Cyrus SASLv2 can be made to build on OS/390 with some minimal changes. Here are the suggestions provided by Howard Chu of the OpenLDAP project (hyc@highlandsun.com).
#! /bin/sh exec /bin/c89 -Wc,CONVLIT\(ISO8859-1\) -Wc,LANGLVL\(EXTENDED\) -D__LIBASCII $*To build the source, you'll need to set these environment variables, at a minimum:
_C89_CCMODE=1 CC=acc CPP="c89 -E" LD=c89 CPPFLAGS=-D_ALL_SOURCEThat should allow you to run configure and get a coherent build environment. Before you type "make" from the top level though, do this:
cd include make CC=c89In the include directory is a small program that generates an md5global.h header file. This file must be generated in native EBCDIC. If you just typed make from the top level, the program and header file would be generated in ASCII, with an ASCII filename, which would be very confusing and not very useful.

**********

EXERCISES
1 – In the OS/390 build notes, turn the paragraph starting "Cyrus SASLv2 can be made to build" into a short bulleted list that keeps its main facts.
2 – Put this sentence from the OS/390 build notes into Spanish: "This file must be generated in native EBCDIC."
3 – According to the OS/390 build notes, what does the small program in the include directory generate?

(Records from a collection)
**********

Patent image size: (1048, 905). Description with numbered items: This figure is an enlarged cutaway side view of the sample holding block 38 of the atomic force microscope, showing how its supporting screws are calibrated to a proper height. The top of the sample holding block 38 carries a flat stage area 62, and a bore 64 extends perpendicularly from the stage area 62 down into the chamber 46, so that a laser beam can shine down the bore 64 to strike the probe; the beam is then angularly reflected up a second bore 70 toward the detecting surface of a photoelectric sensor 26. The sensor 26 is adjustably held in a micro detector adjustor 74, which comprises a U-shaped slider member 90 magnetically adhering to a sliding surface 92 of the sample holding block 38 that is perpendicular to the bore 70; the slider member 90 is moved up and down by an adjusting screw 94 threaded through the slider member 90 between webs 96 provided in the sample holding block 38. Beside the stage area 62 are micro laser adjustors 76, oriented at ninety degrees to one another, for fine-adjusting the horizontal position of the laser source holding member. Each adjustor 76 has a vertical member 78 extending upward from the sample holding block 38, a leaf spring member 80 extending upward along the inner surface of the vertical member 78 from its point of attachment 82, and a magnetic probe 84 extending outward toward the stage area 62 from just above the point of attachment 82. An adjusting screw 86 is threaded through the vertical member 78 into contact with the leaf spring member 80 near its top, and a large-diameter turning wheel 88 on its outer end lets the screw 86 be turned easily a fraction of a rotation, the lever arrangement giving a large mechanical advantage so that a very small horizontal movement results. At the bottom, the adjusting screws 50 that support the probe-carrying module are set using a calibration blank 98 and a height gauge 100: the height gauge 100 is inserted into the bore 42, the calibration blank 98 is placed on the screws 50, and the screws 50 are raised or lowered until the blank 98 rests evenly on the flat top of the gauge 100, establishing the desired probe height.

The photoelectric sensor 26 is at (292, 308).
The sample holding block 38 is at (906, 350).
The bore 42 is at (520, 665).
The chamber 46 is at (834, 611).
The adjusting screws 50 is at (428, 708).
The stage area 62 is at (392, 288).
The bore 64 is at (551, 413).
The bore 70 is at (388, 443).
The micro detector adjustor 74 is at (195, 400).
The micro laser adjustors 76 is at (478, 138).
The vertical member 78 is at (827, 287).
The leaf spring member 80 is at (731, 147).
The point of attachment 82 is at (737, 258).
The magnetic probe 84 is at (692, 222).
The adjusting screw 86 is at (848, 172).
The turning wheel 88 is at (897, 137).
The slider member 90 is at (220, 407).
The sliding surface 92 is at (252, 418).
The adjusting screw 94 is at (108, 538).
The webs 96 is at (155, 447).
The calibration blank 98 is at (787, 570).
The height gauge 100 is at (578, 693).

**********

TASK ANSWERS
1 –
- Cyrus SASLv2 can be built on OS/390 with a few small changes.
- The suggestions come from Howard Chu of the OpenLDAP project (hyc@highlandsun.com).

2 – Este archivo debe generarse en EBCDIC nativo.

3 – An md5global.h header file.